Look through the listing and locate every line containing the word "Bengtsson"; copy those lines.

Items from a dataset
┄┄┄┄┄┄
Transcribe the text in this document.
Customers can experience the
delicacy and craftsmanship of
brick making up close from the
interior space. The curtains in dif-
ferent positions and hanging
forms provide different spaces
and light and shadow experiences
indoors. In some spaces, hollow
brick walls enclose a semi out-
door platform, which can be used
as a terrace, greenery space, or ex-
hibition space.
┄┄┄┄┄┄
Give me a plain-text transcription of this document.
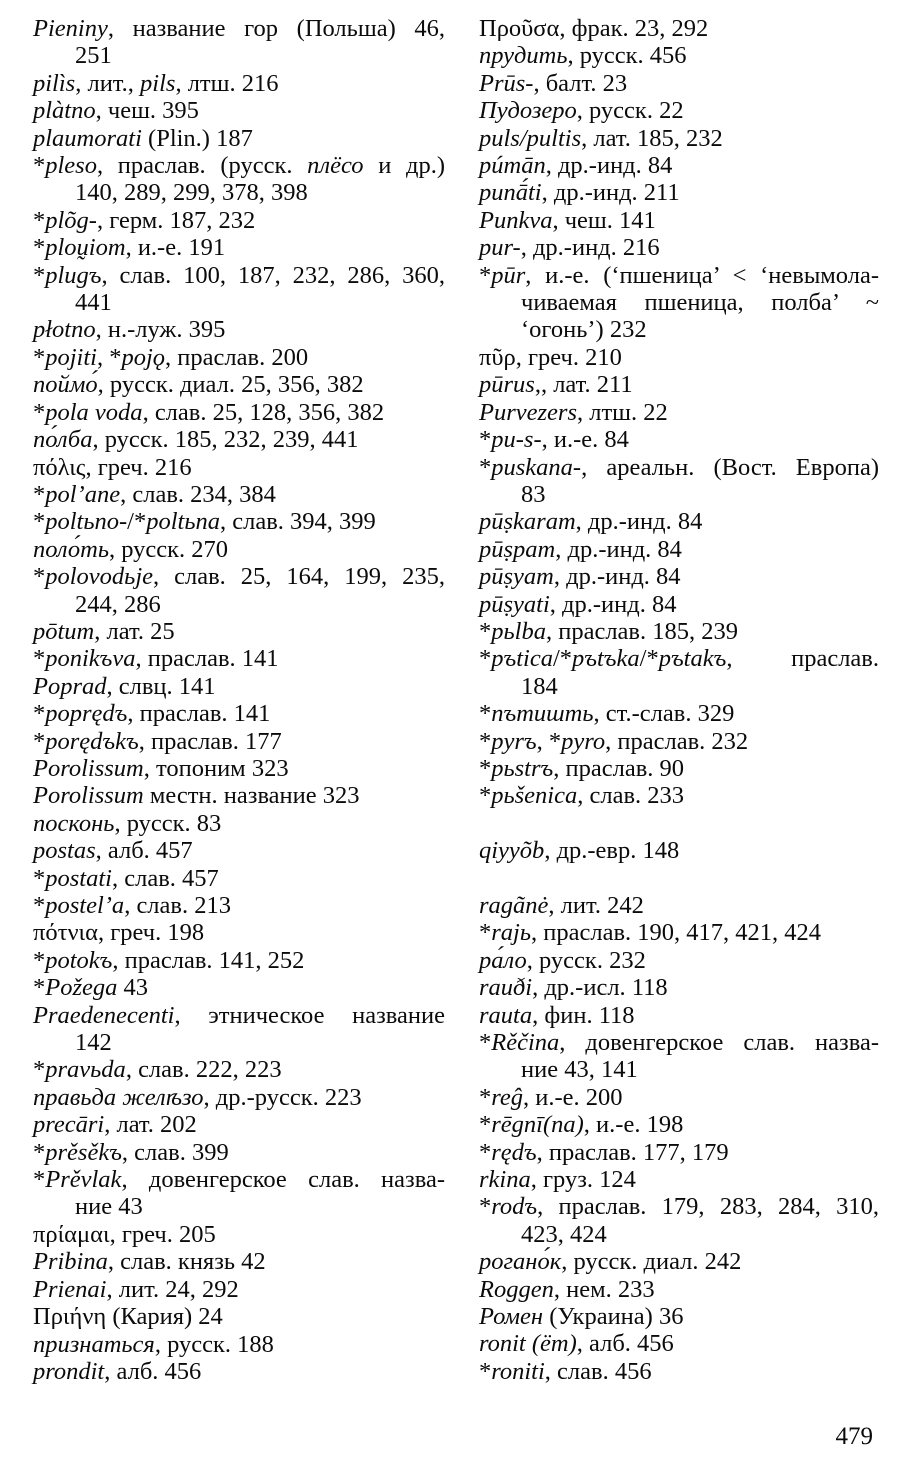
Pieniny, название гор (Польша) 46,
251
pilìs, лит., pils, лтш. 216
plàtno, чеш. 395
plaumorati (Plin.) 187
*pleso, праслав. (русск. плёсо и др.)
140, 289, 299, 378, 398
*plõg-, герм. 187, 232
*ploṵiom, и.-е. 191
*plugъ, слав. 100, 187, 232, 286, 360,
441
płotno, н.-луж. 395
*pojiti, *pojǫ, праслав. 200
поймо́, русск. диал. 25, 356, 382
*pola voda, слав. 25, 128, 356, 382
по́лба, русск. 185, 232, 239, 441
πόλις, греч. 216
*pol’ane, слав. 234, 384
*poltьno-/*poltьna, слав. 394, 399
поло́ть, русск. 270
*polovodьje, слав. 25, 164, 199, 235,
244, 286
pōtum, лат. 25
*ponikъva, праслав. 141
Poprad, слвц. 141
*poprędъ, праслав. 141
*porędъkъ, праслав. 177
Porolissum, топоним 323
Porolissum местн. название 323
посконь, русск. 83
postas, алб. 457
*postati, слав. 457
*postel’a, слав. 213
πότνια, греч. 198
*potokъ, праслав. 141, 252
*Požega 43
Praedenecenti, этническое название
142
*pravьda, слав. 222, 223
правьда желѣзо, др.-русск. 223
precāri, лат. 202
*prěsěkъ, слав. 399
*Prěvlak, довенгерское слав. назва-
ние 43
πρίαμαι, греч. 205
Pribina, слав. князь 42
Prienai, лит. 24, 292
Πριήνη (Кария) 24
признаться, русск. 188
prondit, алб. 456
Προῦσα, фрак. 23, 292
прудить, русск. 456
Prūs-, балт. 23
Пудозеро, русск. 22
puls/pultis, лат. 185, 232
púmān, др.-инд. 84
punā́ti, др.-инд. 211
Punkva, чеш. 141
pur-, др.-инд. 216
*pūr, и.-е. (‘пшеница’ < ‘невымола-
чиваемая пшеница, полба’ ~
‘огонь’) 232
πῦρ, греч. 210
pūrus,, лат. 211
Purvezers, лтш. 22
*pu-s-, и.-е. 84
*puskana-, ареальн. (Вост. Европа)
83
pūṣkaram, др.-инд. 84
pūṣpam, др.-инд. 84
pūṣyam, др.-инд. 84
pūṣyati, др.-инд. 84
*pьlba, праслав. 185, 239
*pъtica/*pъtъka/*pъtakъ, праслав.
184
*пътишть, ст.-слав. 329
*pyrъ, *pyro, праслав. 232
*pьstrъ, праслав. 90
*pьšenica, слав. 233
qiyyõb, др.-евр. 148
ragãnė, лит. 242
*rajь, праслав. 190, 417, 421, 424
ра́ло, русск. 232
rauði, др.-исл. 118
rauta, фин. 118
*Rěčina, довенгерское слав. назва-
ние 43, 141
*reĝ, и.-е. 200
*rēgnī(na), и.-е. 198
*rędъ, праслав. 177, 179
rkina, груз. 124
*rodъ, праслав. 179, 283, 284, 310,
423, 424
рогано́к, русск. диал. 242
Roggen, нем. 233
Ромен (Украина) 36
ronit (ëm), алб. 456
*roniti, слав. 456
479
┄┄┄┄┄┄
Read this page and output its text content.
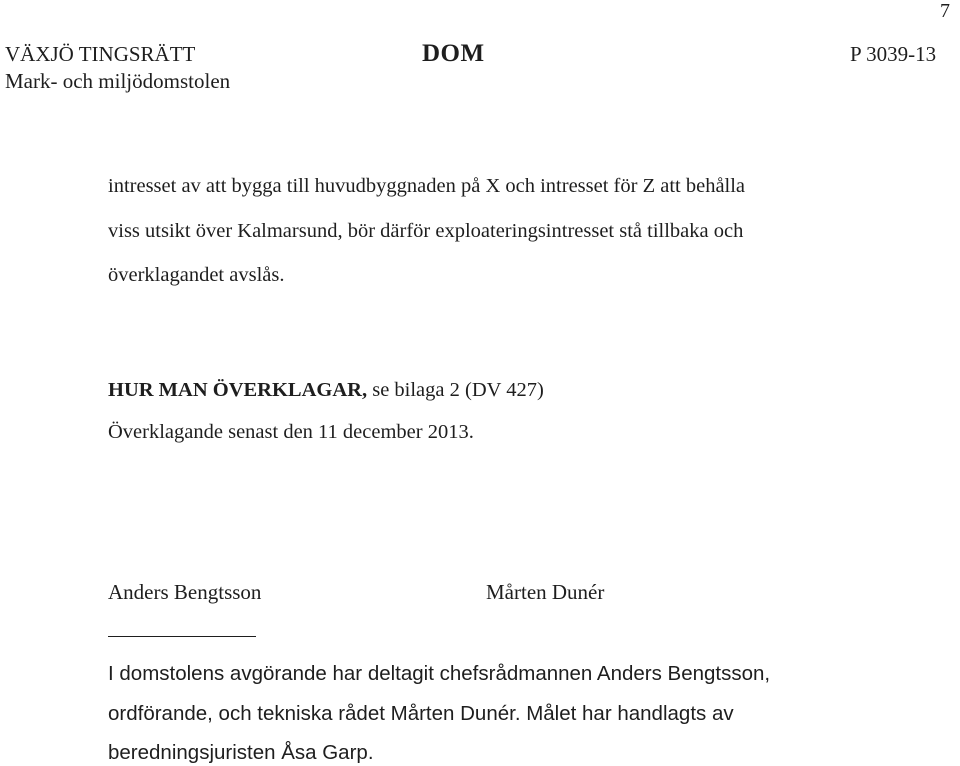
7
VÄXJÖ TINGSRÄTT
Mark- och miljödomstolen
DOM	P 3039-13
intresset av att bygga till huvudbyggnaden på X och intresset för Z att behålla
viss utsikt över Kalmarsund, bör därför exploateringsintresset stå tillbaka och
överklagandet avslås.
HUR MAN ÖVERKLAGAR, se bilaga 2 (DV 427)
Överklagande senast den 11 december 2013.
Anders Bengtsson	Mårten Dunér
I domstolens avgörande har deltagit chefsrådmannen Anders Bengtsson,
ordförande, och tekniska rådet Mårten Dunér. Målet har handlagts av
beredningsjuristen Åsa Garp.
┄┄┄┄┄┄
### The result
Anders Bengtsson	Mårten Dunér
I domstolens avgörande har deltagit chefsrådmannen Anders Bengtsson,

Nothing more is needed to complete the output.